• [EXERCISE TASK]:
Say how many lines include the word "testing". Reply with nothing but the number.

• [DATA SUPPLIED]:

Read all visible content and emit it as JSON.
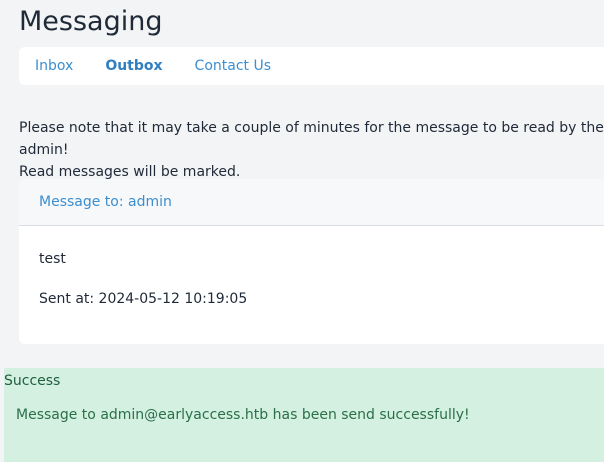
{
  "page": {
    "title": "Messaging"
  },
  "tabs": [
    {
      "label": "Inbox",
      "active": false
    },
    {
      "label": "Outbox",
      "active": true
    },
    {
      "label": "Contact Us",
      "active": false
    }
  ],
  "notice": {
    "line1": "Please note that it may take a couple of minutes for the message to be read by the admin!",
    "line2": "Read messages will be marked."
  },
  "message": {
    "header": "Message to: admin",
    "body": "test",
    "sent_at": "Sent at: 2024-05-12 10:19:05"
  },
  "alert": {
    "title": "Success",
    "text": "Message to admin@earlyaccess.htb has been send successfully!"
  },
  "colors": {
    "background": "#f3f4f6",
    "link": "#3b8ed0",
    "success_bg": "#d4f0e1",
    "success_text": "#2a6f48"
  }
}
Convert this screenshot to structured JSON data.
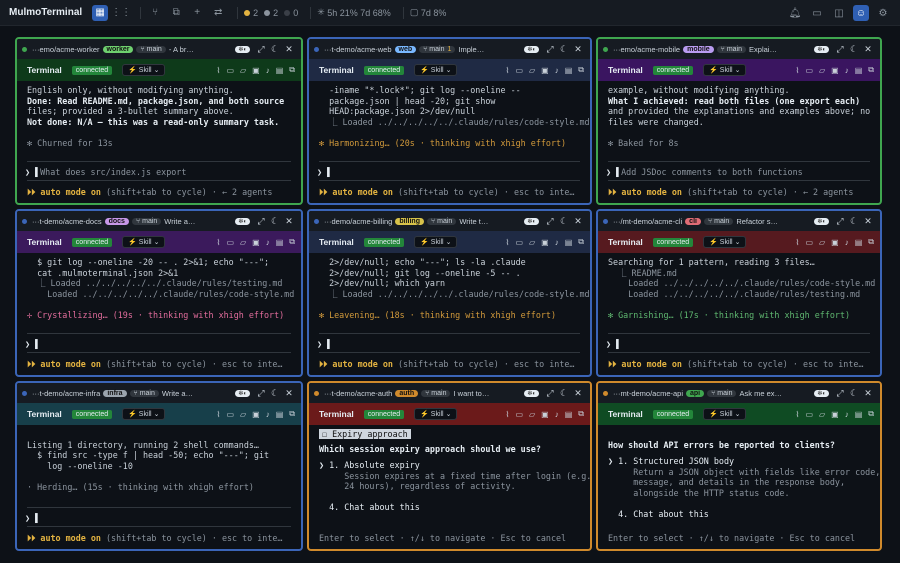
{
  "app_title": "MulmoTerminal",
  "topbar": {
    "stat_yellow": "2",
    "stat_gray": "2",
    "stat_zero": "0",
    "usage1": "5h 21% 7d 68%",
    "usage2": "7d 8%"
  },
  "colors": {
    "green": "#3fa64f",
    "blue": "#3b65b8",
    "orange": "#d08a2c"
  },
  "panes": [
    {
      "path": "···emo/acme-worker",
      "tag": "worker",
      "tag_color": "#6fd06f",
      "branch": "main",
      "desc": "- A br…",
      "dot": "#3fa64f",
      "terminal_label": "Terminal",
      "status": "connected",
      "skill": "Skill",
      "lines": [
        "English only, without modifying anything.",
        "Done: Read README.md, package.json, and both source",
        "files; provided a 3-bullet summary above.",
        "Not done: N/A — this was a read-only summary task.",
        "",
        "✻ Churned for 13s"
      ],
      "prompt": "What does src/index.js export",
      "footer": "(shift+tab to cycle) · ← 2 agents"
    },
    {
      "path": "···t-demo/acme-web",
      "tag": "web",
      "tag_color": "#79b8ff",
      "branch": "main",
      "branch_extra": "1",
      "desc": "Imple…",
      "dot": "#3b65b8",
      "terminal_label": "Terminal",
      "status": "connected",
      "skill": "Skill",
      "lines": [
        "  -iname \"*.lock*\"; git log --oneline --",
        "  package.json | head -20; git show",
        "  HEAD:package.json 2>/dev/null",
        "  ⎿ Loaded ../../../../../.claude/rules/code-style.md",
        "",
        "✻ Harmonizing… (20s · thinking with xhigh effort)"
      ],
      "prompt": "",
      "footer": "(shift+tab to cycle) · esc to inte…"
    },
    {
      "path": "···emo/acme-mobile",
      "tag": "mobile",
      "tag_color": "#b99cf0",
      "branch": "main",
      "desc": "Explai…",
      "dot": "#3fa64f",
      "terminal_label": "Terminal",
      "status": "connected",
      "skill": "Skill",
      "lines": [
        "example, without modifying anything.",
        "What I achieved: read both files (one export each)",
        "and provided the explanations and examples above; no",
        "files were changed.",
        "",
        "✻ Baked for 8s"
      ],
      "prompt": "Add JSDoc comments to both functions",
      "footer": "(shift+tab to cycle) · ← 2 agents"
    },
    {
      "path": "···t-demo/acme-docs",
      "tag": "docs",
      "tag_color": "#c797e8",
      "branch": "main",
      "desc": "Write a…",
      "dot": "#3b65b8",
      "terminal_label": "Terminal",
      "status": "connected",
      "skill": "Skill",
      "lines": [
        "  $ git log --oneline -20 -- . 2>&1; echo \"---\";",
        "  cat .mulmoterminal.json 2>&1",
        "  ⎿ Loaded ../../../../../.claude/rules/testing.md",
        "    Loaded ../../../../../.claude/rules/code-style.md",
        "",
        "✢ Crystallizing… (19s · thinking with xhigh effort)"
      ],
      "prompt": "",
      "footer": "(shift+tab to cycle) · esc to inte…"
    },
    {
      "path": "···demo/acme-billing",
      "tag": "billing",
      "tag_color": "#d7c24a",
      "branch": "main",
      "desc": "Write t…",
      "dot": "#3b65b8",
      "terminal_label": "Terminal",
      "status": "connected",
      "skill": "Skill",
      "lines": [
        "  2>/dev/null; echo \"---\"; ls -la .claude",
        "  2>/dev/null; git log --oneline -5 -- .",
        "  2>/dev/null; which yarn",
        "  ⎿ Loaded ../../../../../.claude/rules/code-style.md",
        "",
        "✻ Leavening… (18s · thinking with xhigh effort)"
      ],
      "prompt": "",
      "footer": "(shift+tab to cycle) · esc to inte…"
    },
    {
      "path": "···/mt-demo/acme-cli",
      "tag": "cli",
      "tag_color": "#e06c75",
      "branch": "main",
      "desc": "Refactor s…",
      "dot": "#3b65b8",
      "terminal_label": "Terminal",
      "status": "connected",
      "skill": "Skill",
      "lines": [
        "Searching for 1 pattern, reading 3 files…",
        "  ⎿ README.md",
        "    Loaded ../../../../../.claude/rules/code-style.md",
        "    Loaded ../../../../../.claude/rules/testing.md",
        "",
        "✻ Garnishing… (17s · thinking with xhigh effort)"
      ],
      "prompt": "",
      "footer": "(shift+tab to cycle) · esc to inte…"
    },
    {
      "path": "···t-demo/acme-infra",
      "tag": "infra",
      "tag_color": "#9aa4ad",
      "branch": "main",
      "desc": "Write a…",
      "dot": "#3b65b8",
      "terminal_label": "Terminal",
      "status": "connected",
      "skill": "Skill",
      "lines": [
        "",
        "Listing 1 directory, running 2 shell commands…",
        "  $ find src -type f | head -50; echo \"---\"; git",
        "    log --oneline -10",
        "",
        "· Herding… (15s · thinking with xhigh effort)"
      ],
      "prompt": "",
      "footer": "(shift+tab to cycle) · esc to inte…"
    },
    {
      "path": "···t-demo/acme-auth",
      "tag": "auth",
      "tag_color": "#d08a2c",
      "branch": "main",
      "desc": "I want to…",
      "dot": "#d08a2c",
      "terminal_label": "Terminal",
      "status": "connected",
      "skill": "Skill",
      "question_label": "☐ Expiry approach",
      "question": "Which session expiry approach should we use?",
      "options": [
        "❯ 1. Absolute expiry",
        "     Session expires at a fixed time after login (e.g.",
        "     24 hours), regardless of activity.",
        "",
        "  4. Chat about this"
      ],
      "hint": "Enter to select · ↑/↓ to navigate · Esc to cancel"
    },
    {
      "path": "···mt-demo/acme-api",
      "tag": "api",
      "tag_color": "#3fa64f",
      "branch": "main",
      "desc": "Ask me ex…",
      "dot": "#d08a2c",
      "terminal_label": "Terminal",
      "status": "connected",
      "skill": "Skill",
      "question": "How should API errors be reported to clients?",
      "options": [
        "❯ 1. Structured JSON body",
        "     Return a JSON object with fields like error code,",
        "     message, and details in the response body,",
        "     alongside the HTTP status code.",
        "",
        "  4. Chat about this"
      ],
      "hint": "Enter to select · ↑/↓ to navigate · Esc to cancel"
    }
  ],
  "auto_mode": "⏵⏵ auto mode on"
}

• [TASK RESULT]:
2